Copy every line of the material below word for word.

Stored records:
————————

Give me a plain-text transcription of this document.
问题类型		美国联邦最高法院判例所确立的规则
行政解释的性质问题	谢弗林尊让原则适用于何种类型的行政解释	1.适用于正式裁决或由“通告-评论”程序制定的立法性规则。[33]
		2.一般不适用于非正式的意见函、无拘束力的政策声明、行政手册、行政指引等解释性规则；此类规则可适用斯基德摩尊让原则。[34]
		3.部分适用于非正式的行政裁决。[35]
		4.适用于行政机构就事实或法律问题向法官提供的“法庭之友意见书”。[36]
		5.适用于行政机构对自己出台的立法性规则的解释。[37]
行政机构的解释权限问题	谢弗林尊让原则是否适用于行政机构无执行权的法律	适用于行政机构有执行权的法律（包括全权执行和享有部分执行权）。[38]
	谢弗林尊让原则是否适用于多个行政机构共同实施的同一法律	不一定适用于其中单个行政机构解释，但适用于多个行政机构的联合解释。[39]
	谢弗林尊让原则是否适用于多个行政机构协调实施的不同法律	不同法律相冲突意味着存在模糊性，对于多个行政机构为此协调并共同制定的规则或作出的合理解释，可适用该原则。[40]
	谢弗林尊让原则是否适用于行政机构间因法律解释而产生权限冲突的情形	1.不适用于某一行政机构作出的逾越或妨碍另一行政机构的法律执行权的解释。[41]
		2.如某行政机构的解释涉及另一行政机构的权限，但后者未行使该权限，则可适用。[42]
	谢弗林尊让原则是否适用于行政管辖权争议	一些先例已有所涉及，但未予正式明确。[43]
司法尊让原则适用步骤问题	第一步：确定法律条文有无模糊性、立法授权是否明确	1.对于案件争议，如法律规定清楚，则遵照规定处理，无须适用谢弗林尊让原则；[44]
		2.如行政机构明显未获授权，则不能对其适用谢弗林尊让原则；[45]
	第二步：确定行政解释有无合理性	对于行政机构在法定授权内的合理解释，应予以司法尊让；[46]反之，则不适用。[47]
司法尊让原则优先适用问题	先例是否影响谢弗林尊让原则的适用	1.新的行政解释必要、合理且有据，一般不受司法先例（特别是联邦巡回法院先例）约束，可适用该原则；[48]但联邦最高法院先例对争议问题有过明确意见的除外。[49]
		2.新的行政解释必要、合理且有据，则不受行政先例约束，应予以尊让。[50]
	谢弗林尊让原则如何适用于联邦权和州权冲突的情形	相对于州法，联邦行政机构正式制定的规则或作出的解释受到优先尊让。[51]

————————

=== Problem solution ===
Give me a plain-text transcription of this document.
问题类型		美国联邦最高法院判例所确立的规则
行政解释的性质问题	谢弗林尊让原则适用于何种类型的行政解释	1.适用于正式裁决或由“通告-评论”程序制定的立法性规则。[33]
		2.一般不适用于非正式的意见函、无拘束力的政策声明、行政手册、行政指引等解释性规则；此类规则可适用斯基德摩尊让原则。[34]
		3.部分适用于非正式的行政裁决。[35]
		4.适用于行政机构就事实或法律问题向法官提供的“法庭之友意见书”。[36]
		5.适用于行政机构对自己出台的立法性规则的解释。[37]
行政机构的解释权限问题	谢弗林尊让原则是否适用于行政机构无执行权的法律	适用于行政机构有执行权的法律（包括全权执行和享有部分执行权）。[38]
	谢弗林尊让原则是否适用于多个行政机构共同实施的同一法律	不一定适用于其中单个行政机构解释，但适用于多个行政机构的联合解释。[39]
	谢弗林尊让原则是否适用于多个行政机构协调实施的不同法律	不同法律相冲突意味着存在模糊性，对于多个行政机构为此协调并共同制定的规则或作出的合理解释，可适用该原则。[40]
	谢弗林尊让原则是否适用于行政机构间因法律解释而产生权限冲突的情形	1.不适用于某一行政机构作出的逾越或妨碍另一行政机构的法律执行权的解释。[41]
		2.如某行政机构的解释涉及另一行政机构的权限，但后者未行使该权限，则可适用。[42]
	谢弗林尊让原则是否适用于行政管辖权争议	一些先例已有所涉及，但未予正式明确。[43]
司法尊让原则适用步骤问题	第一步：确定法律条文有无模糊性、立法授权是否明确	1.对于案件争议，如法律规定清楚，则遵照规定处理，无须适用谢弗林尊让原则；[44]
		2.如行政机构明显未获授权，则不能对其适用谢弗林尊让原则；[45]
	第二步：确定行政解释有无合理性	对于行政机构在法定授权内的合理解释，应予以司法尊让；[46]反之，则不适用。[47]
司法尊让原则优先适用问题	先例是否影响谢弗林尊让原则的适用	1.新的行政解释必要、合理且有据，一般不受司法先例（特别是联邦巡回法院先例）约束，可适用该原则；[48]但联邦最高法院先例对争议问题有过明确意见的除外。[49]
		2.新的行政解释必要、合理且有据，则不受行政先例约束，应予以尊让。[50]
	谢弗林尊让原则如何适用于联邦权和州权冲突的情形	相对于州法，联邦行政机构正式制定的规则或作出的解释受到优先尊让。[51]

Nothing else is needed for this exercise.